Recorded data
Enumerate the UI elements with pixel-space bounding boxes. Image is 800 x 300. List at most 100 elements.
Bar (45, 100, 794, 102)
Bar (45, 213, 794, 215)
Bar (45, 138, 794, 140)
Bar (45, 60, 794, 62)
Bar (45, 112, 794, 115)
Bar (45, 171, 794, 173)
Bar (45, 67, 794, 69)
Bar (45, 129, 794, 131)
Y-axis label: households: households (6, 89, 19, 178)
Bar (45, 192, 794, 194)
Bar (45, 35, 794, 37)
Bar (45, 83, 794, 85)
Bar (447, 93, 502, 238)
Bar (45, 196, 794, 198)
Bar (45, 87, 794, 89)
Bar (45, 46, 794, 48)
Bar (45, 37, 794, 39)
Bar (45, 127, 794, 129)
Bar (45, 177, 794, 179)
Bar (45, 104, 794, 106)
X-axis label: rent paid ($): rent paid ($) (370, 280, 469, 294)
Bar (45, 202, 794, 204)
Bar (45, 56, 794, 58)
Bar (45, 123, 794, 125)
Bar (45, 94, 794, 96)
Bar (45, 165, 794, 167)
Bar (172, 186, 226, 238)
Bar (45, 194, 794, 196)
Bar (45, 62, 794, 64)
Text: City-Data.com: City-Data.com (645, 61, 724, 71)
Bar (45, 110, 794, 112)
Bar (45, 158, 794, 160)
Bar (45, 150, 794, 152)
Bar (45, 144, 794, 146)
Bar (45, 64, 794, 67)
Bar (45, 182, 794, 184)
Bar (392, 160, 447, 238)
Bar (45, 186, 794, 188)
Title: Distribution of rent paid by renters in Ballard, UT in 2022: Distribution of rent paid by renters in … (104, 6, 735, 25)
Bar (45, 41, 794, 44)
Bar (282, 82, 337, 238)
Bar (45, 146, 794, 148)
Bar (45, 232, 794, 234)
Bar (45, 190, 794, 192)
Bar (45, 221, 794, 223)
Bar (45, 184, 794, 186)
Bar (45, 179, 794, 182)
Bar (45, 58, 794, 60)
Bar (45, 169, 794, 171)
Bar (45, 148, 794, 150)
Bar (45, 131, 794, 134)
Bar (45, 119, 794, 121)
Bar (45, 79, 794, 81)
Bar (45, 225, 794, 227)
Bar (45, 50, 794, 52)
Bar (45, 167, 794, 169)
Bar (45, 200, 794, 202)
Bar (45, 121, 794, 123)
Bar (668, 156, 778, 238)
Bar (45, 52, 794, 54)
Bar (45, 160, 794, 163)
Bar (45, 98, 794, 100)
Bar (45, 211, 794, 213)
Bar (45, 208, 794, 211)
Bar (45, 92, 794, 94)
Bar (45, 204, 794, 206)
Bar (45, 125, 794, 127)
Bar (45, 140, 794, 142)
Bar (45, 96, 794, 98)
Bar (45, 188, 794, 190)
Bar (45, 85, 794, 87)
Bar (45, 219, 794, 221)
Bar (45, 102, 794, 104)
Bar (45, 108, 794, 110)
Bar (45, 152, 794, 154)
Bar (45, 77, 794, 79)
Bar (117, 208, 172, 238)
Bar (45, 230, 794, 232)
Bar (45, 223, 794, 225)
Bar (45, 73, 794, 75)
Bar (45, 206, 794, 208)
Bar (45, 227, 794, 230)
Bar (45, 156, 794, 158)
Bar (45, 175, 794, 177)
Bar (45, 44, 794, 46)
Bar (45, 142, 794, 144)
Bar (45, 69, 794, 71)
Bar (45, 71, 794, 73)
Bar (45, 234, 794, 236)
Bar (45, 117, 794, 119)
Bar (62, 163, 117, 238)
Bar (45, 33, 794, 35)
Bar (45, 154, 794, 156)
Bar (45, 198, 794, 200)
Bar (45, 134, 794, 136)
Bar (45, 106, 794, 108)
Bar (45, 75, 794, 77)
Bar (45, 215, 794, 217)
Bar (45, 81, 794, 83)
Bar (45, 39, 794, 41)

→ **REQUIRED TASK**
Rewrite the records from their first line up to and including the line with "Bar (45, 129, 794, 131)", replacing "Bar" with "Rect" and changing nothing else.

→ **TASK ANSWER**
Enumerate the UI elements with pixel-space bounding boxes. Image is 800 x 300. List at most 100 elements.
Rect (45, 100, 794, 102)
Rect (45, 213, 794, 215)
Rect (45, 138, 794, 140)
Rect (45, 60, 794, 62)
Rect (45, 112, 794, 115)
Rect (45, 171, 794, 173)
Rect (45, 67, 794, 69)
Rect (45, 129, 794, 131)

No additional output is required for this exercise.